_Direction:_
Write out the material exactly, with the pictures left out.

(Records)

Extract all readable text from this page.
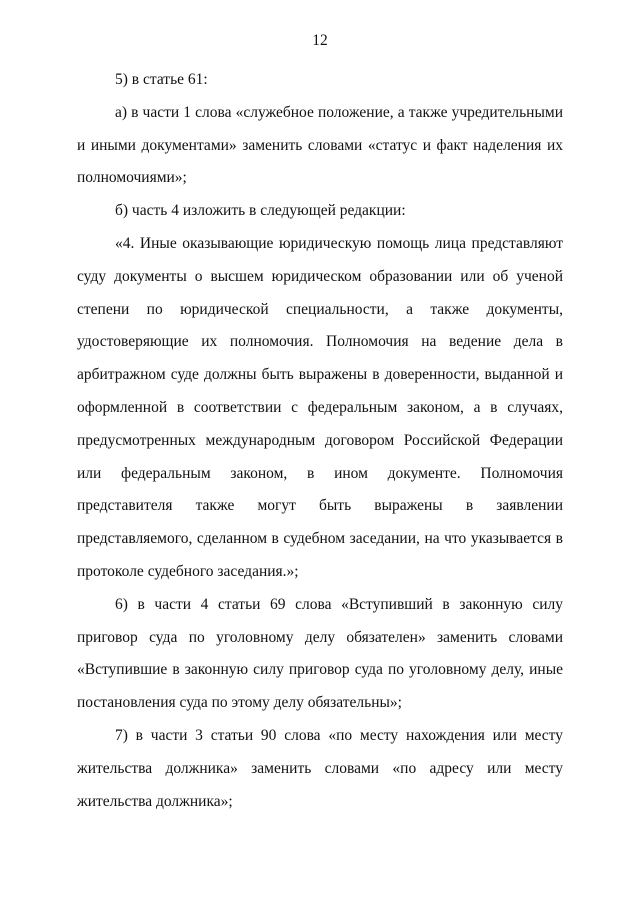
12

5) в статье 61:

а) в части 1 слова «служебное положение, а также учредительными и иными документами» заменить словами «статус и факт наделения их полномочиями»;

б) часть 4 изложить в следующей редакции:

«4. Иные оказывающие юридическую помощь лица представляют суду документы о высшем юридическом образовании или об ученой степени по юридической специальности, а также документы, удостоверяющие их полномочия. Полномочия на ведение дела в арбитражном суде должны быть выражены в доверенности, выданной и оформленной в соответствии с федеральным законом, а в случаях, предусмотренных международным договором Российской Федерации или федеральным законом, в ином документе. Полномочия представителя также могут быть выражены в заявлении представляемого, сделанном в судебном заседании, на что указывается в протоколе судебного заседания.»;

6) в части 4 статьи 69 слова «Вступивший в законную силу приговор суда по уголовному делу обязателен» заменить словами «Вступившие в законную силу приговор суда по уголовному делу, иные постановления суда по этому делу обязательны»;

7) в части 3 статьи 90 слова «по месту нахождения или месту жительства должника» заменить словами «по адресу или месту жительства должника»;
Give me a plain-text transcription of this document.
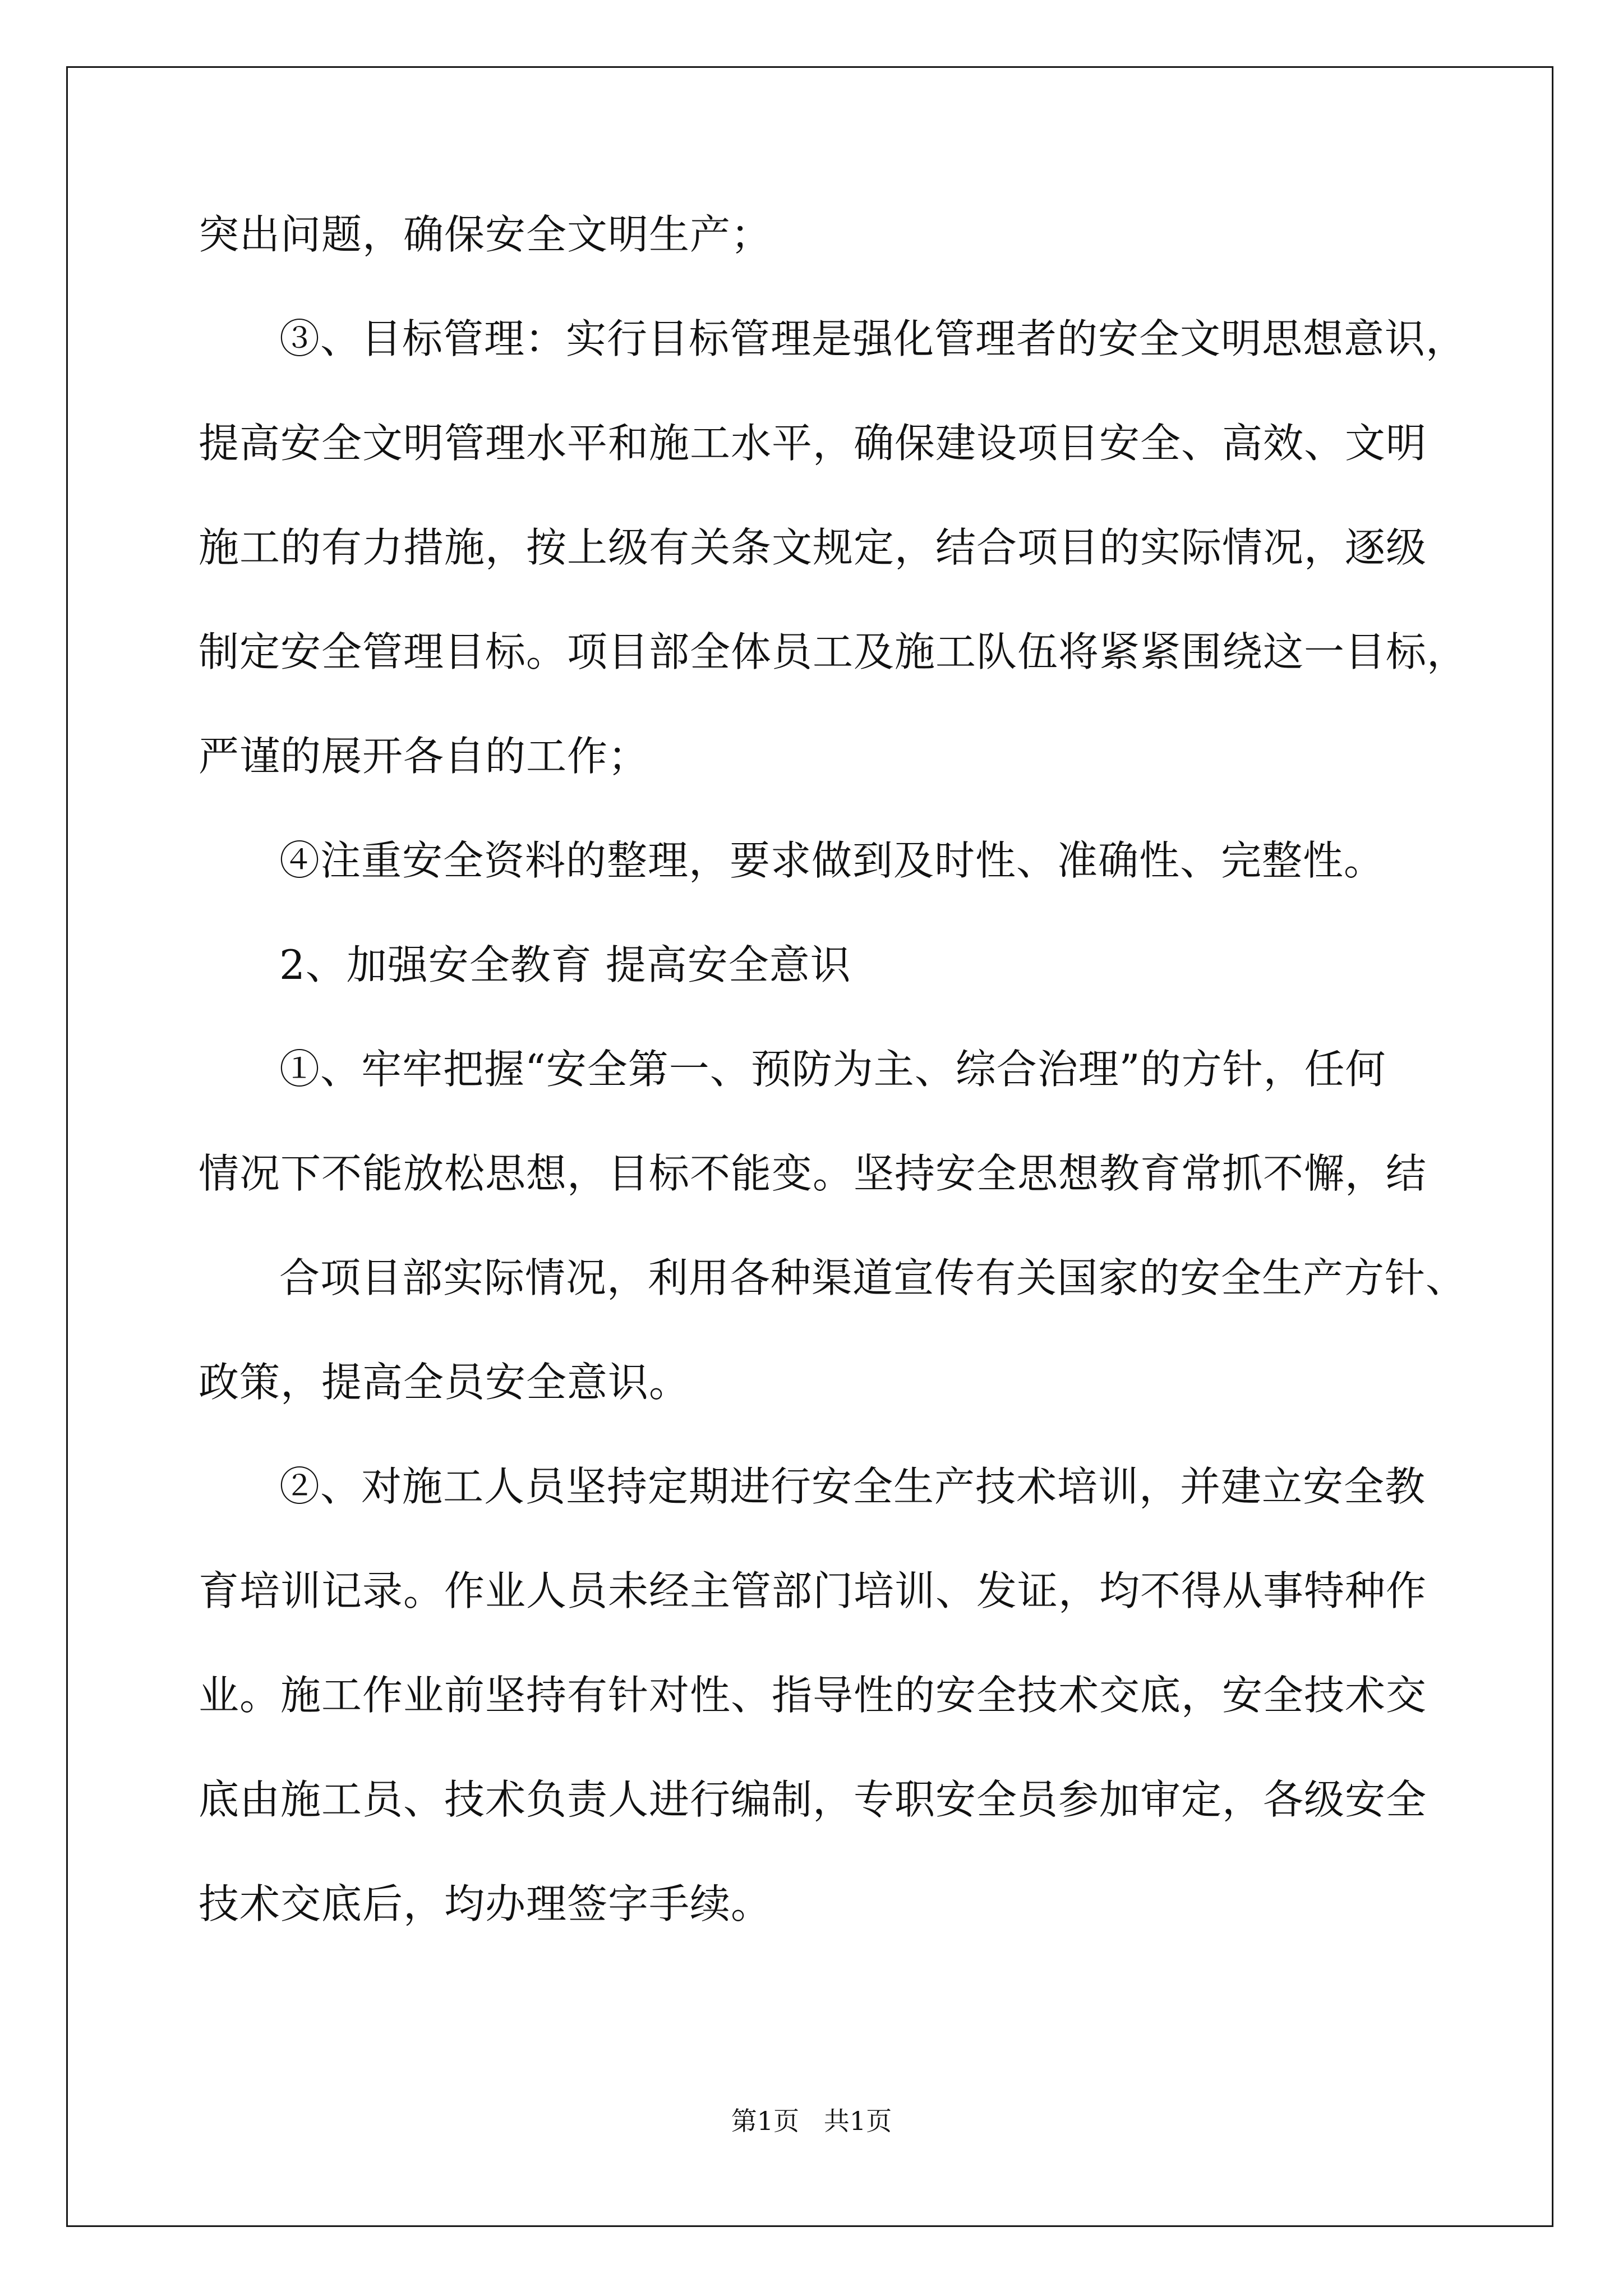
突出问题，确保安全文明生产；
③、目标管理：实行目标管理是强化管理者的安全文明思想意识，
提高安全文明管理水平和施工水平，确保建设项目安全、高效、文明
施工的有力措施，按上级有关条文规定，结合项目的实际情况，逐级
制定安全管理目标。项目部全体员工及施工队伍将紧紧围绕这一目标，
严谨的展开各自的工作；
④注重安全资料的整理，要求做到及时性、准确性、完整性。
2、加强安全教育 提高安全意识
①、牢牢把握“安全第一、预防为主、综合治理”的方针，任何
情况下不能放松思想，目标不能变。坚持安全思想教育常抓不懈，结
合项目部实际情况，利用各种渠道宣传有关国家的安全生产方针、
政策，提高全员安全意识。
②、对施工人员坚持定期进行安全生产技术培训，并建立安全教
育培训记录。作业人员未经主管部门培训、发证，均不得从事特种作
业。施工作业前坚持有针对性、指导性的安全技术交底，安全技术交
底由施工员、技术负责人进行编制，专职安全员参加审定，各级安全
技术交底后，均办理签字手续。
第1页   共1页
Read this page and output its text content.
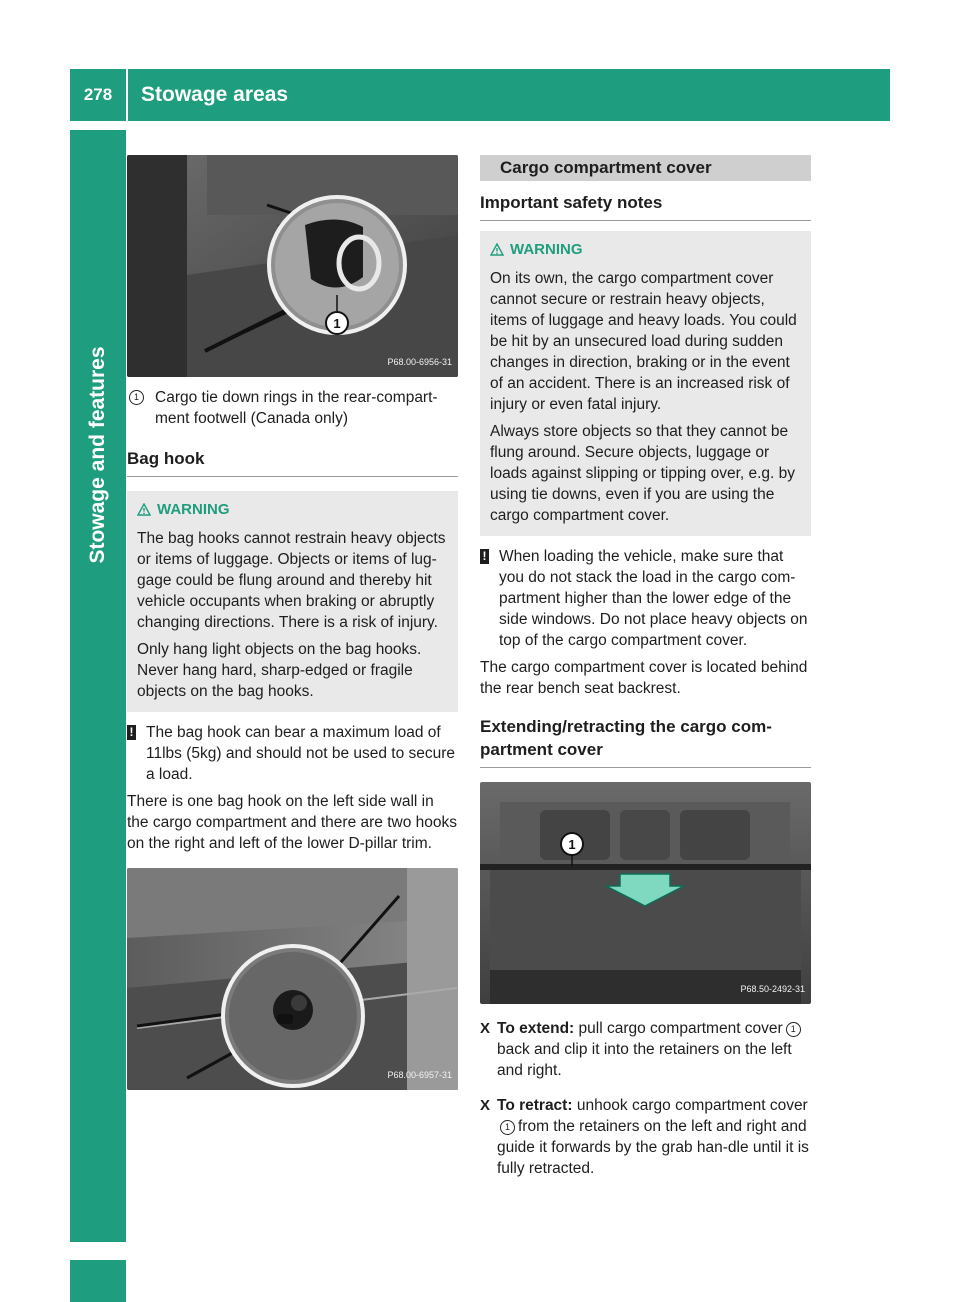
278	Stowage areas
Stowage and features
1
P68.00-6956-31
1	Cargo tie down rings in the rear-compart-ment footwell (Canada only)
Bag hook
WARNING

The bag hooks cannot restrain heavy objects or items of luggage. Objects or items of lug-gage could be flung around and thereby hit vehicle occupants when braking or abruptly changing directions. There is a risk of injury.

Only hang light objects on the bag hooks. Never hang hard, sharp-edged or fragile objects on the bag hooks.

! The bag hook can bear a maximum load of 11lbs (5kg) and should not be used to secure a load.

There is one bag hook on the left side wall in the cargo compartment and there are two hooks on the right and left of the lower D-pillar trim.

P68.00-6957-31
Cargo compartment cover
Important safety notes
WARNING

On its own, the cargo compartment cover cannot secure or restrain heavy objects, items of luggage and heavy loads. You could be hit by an unsecured load during sudden changes in direction, braking or in the event of an accident. There is an increased risk of injury or even fatal injury.

Always store objects so that they cannot be flung around. Secure objects, luggage or loads against slipping or tipping over, e.g. by using tie downs, even if you are using the cargo compartment cover.

! When loading the vehicle, make sure that you do not stack the load in the cargo com-partment higher than the lower edge of the side windows. Do not place heavy objects on top of the cargo compartment cover.

The cargo compartment cover is located behind the rear bench seat backrest.

Extending/retracting the cargo com-partment cover
1
P68.50-2492-31
X To extend: pull cargo compartment cover 1back and clip it into the retainers on the left and right.
X To retract: unhook cargo compartment cover1 from the retainers on the left and right and guide it forwards by the grab han-dle until it is fully retracted.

_Answer to the exercise:_
Extract all readable text from this page.
12

5) в статье 61:

а) в части 1 слова «служебное положение, а также учредительными и иными документами» заменить словами «статус и факт наделения их полномочиями»;

б) часть 4 изложить в следующей редакции:

«4. Иные оказывающие юридическую помощь лица представляют суду документы о высшем юридическом образовании или об ученой степени по юридической специальности, а также документы, удостоверяющие их полномочия. Полномочия на ведение дела в арбитражном суде должны быть выражены в доверенности, выданной и оформленной в соответствии с федеральным законом, а в случаях, предусмотренных международным договором Российской Федерации или федеральным законом, в ином документе. Полномочия представителя также могут быть выражены в заявлении представляемого, сделанном в судебном заседании, на что указывается в протоколе судебного заседания.»;

6) в части 4 статьи 69 слова «Вступивший в законную силу приговор суда по уголовному делу обязателен» заменить словами «Вступившие в законную силу приговор суда по уголовному делу, иные постановления суда по этому делу обязательны»;

7) в части 3 статьи 90 слова «по месту нахождения или месту жительства должника» заменить словами «по адресу или месту жительства должника»;
Give me a plain-text transcription of this document.
突出问题，确保安全文明生产；
③、目标管理：实行目标管理是强化管理者的安全文明思想意识，
提高安全文明管理水平和施工水平，确保建设项目安全、高效、文明
施工的有力措施，按上级有关条文规定，结合项目的实际情况，逐级
制定安全管理目标。项目部全体员工及施工队伍将紧紧围绕这一目标，
严谨的展开各自的工作；
④注重安全资料的整理，要求做到及时性、准确性、完整性。
2、加强安全教育 提高安全意识
①、牢牢把握“安全第一、预防为主、综合治理”的方针，任何
情况下不能放松思想，目标不能变。坚持安全思想教育常抓不懈，结
合项目部实际情况，利用各种渠道宣传有关国家的安全生产方针、
政策，提高全员安全意识。
②、对施工人员坚持定期进行安全生产技术培训，并建立安全教
育培训记录。作业人员未经主管部门培训、发证，均不得从事特种作
业。施工作业前坚持有针对性、指导性的安全技术交底，安全技术交
底由施工员、技术负责人进行编制，专职安全员参加审定，各级安全
技术交底后，均办理签字手续。
第1页   共1页
Read this page and output its text content.
278	Stowage areas
Stowage and features
1
P68.00-6956-31
1	Cargo tie down rings in the rear-compart-ment footwell (Canada only)
Bag hook
WARNING

The bag hooks cannot restrain heavy objects or items of luggage. Objects or items of lug-gage could be flung around and thereby hit vehicle occupants when braking or abruptly changing directions. There is a risk of injury.

Only hang light objects on the bag hooks. Never hang hard, sharp-edged or fragile objects on the bag hooks.

! The bag hook can bear a maximum load of 11lbs (5kg) and should not be used to secure a load.

There is one bag hook on the left side wall in the cargo compartment and there are two hooks on the right and left of the lower D-pillar trim.

P68.00-6957-31
Cargo compartment cover
Important safety notes
WARNING

On its own, the cargo compartment cover cannot secure or restrain heavy objects, items of luggage and heavy loads. You could be hit by an unsecured load during sudden changes in direction, braking or in the event of an accident. There is an increased risk of injury or even fatal injury.

Always store objects so that they cannot be flung around. Secure objects, luggage or loads against slipping or tipping over, e.g. by using tie downs, even if you are using the cargo compartment cover.

! When loading the vehicle, make sure that you do not stack the load in the cargo com-partment higher than the lower edge of the side windows. Do not place heavy objects on top of the cargo compartment cover.

The cargo compartment cover is located behind the rear bench seat backrest.

Extending/retracting the cargo com-partment cover
1
P68.50-2492-31
X To extend: pull cargo compartment cover 1back and clip it into the retainers on the left and right.
X To retract: unhook cargo compartment cover1 from the retainers on the left and right and guide it forwards by the grab han-dle until it is fully retracted.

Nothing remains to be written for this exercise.